### [TASK]
Copy out the abstract below on vitelliform macular dystrophy in a three-generation family, reproducing every word and punctuation mark without change.

### [PAGE EXTRACT]
════════════════

Abstract
Purpose :
In age-related macular degeneration (AMD), both genetic and environmental factors play a role. Genome-wide association studies (GWAS) have identified multiple susceptibility loci, including the RPE-specific monocarboxylate transporter 3 (MCT3). Vitelliform macular dystrophies (VMD) are a group of Mendelian diseases clinically mimicking AMD. Several genes have been associated with VMD including BEST1, IMPG1 and IMPG2. We aim to describe the clinical and molecular findings of a 3-generation family affected by VMD.
Methods :
Genome sequencing was performed on two affected family members after a negative panel testing. A custom pipeline was used for prioritization of small indels, structural, and single nucleotide variants, followed by segregation analyses and molecular modeling to evaluate candidate variants.

════════════════

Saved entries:
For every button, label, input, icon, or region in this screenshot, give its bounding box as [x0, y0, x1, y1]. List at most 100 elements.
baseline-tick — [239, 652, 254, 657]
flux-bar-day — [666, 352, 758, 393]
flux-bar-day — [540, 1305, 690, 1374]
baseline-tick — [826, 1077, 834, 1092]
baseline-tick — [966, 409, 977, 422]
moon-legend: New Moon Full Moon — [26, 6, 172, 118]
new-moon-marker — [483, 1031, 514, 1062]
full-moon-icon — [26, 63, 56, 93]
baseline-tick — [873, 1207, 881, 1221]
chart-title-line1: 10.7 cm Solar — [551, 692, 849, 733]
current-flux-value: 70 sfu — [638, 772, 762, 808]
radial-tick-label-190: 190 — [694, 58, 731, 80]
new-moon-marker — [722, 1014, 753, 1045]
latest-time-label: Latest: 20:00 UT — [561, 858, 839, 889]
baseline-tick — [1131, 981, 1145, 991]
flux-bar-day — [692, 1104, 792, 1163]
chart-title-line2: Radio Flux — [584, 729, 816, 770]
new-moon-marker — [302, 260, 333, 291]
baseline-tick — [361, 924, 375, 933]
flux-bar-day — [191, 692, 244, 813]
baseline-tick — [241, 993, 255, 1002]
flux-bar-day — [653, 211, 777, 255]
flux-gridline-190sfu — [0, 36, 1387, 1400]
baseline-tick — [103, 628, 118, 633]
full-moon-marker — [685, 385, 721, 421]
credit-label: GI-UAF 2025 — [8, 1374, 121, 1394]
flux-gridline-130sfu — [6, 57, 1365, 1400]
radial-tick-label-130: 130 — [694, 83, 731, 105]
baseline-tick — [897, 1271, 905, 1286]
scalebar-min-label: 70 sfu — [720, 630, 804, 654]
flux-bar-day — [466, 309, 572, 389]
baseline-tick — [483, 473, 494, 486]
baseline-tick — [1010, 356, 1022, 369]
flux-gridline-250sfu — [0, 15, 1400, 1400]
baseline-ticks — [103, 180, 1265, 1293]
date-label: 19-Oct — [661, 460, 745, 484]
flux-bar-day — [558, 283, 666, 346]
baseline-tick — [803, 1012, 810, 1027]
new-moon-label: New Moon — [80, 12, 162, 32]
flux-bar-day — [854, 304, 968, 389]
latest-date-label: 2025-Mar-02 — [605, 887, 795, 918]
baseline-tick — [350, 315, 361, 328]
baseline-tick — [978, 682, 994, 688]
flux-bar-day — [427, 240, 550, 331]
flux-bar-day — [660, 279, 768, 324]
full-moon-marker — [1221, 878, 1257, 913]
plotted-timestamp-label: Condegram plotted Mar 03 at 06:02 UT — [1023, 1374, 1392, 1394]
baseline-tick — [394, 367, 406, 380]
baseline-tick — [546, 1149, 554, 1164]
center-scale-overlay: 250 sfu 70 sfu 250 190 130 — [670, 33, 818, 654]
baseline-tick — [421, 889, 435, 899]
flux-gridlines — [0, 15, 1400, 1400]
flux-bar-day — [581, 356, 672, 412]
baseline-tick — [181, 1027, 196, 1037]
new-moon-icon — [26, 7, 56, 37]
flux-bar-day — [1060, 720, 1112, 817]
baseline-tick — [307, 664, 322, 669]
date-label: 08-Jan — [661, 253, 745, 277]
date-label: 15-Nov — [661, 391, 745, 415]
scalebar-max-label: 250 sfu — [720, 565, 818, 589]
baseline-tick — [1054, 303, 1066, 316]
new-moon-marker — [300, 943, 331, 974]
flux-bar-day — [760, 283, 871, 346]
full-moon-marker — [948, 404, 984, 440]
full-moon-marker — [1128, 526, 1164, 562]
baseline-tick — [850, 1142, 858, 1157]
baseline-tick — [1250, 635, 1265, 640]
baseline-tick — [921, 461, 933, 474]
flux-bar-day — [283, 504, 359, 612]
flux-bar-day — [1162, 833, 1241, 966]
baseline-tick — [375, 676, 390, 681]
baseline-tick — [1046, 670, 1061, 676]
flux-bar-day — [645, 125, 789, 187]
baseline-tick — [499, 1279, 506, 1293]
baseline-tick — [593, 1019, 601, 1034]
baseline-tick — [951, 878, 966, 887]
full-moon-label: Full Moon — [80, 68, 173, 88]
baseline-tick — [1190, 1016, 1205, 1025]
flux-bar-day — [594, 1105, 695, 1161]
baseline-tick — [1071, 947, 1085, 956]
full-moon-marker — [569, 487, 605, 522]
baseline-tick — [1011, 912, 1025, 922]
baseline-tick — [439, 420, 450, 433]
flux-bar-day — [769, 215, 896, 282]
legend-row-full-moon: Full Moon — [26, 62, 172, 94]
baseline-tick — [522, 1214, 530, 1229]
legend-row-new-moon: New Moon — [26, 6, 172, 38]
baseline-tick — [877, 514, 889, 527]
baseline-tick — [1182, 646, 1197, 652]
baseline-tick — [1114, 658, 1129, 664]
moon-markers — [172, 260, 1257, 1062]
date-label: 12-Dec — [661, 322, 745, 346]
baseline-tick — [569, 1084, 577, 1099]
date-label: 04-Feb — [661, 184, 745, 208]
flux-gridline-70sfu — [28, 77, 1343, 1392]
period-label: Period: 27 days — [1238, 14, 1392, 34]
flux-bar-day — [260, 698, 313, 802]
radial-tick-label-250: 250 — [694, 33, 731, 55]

════════════════

### [TASK OUTPUT]
Abstract
Purpose :
In age-related macular degeneration (AMD), both genetic and environmental factors play a role. Genome-wide association studies (GWAS) have identified multiple susceptibility loci, including the RPE-specific monocarboxylate transporter 3 (MCT3). Vitelliform macular dystrophies (VMD) are a group of Mendelian diseases clinically mimicking AMD. Several genes have been associated with VMD including BEST1, IMPG1 and IMPG2. We aim to describe the clinical and molecular findings of a 3-generation family affected by VMD.
Methods :
Genome sequencing was performed on two affected family members after a negative panel testing. A custom pipeline was used for prioritization of small indels, structural, and single nucleotide variants, followed by segregation analyses and molecular modeling to evaluate candidate variants.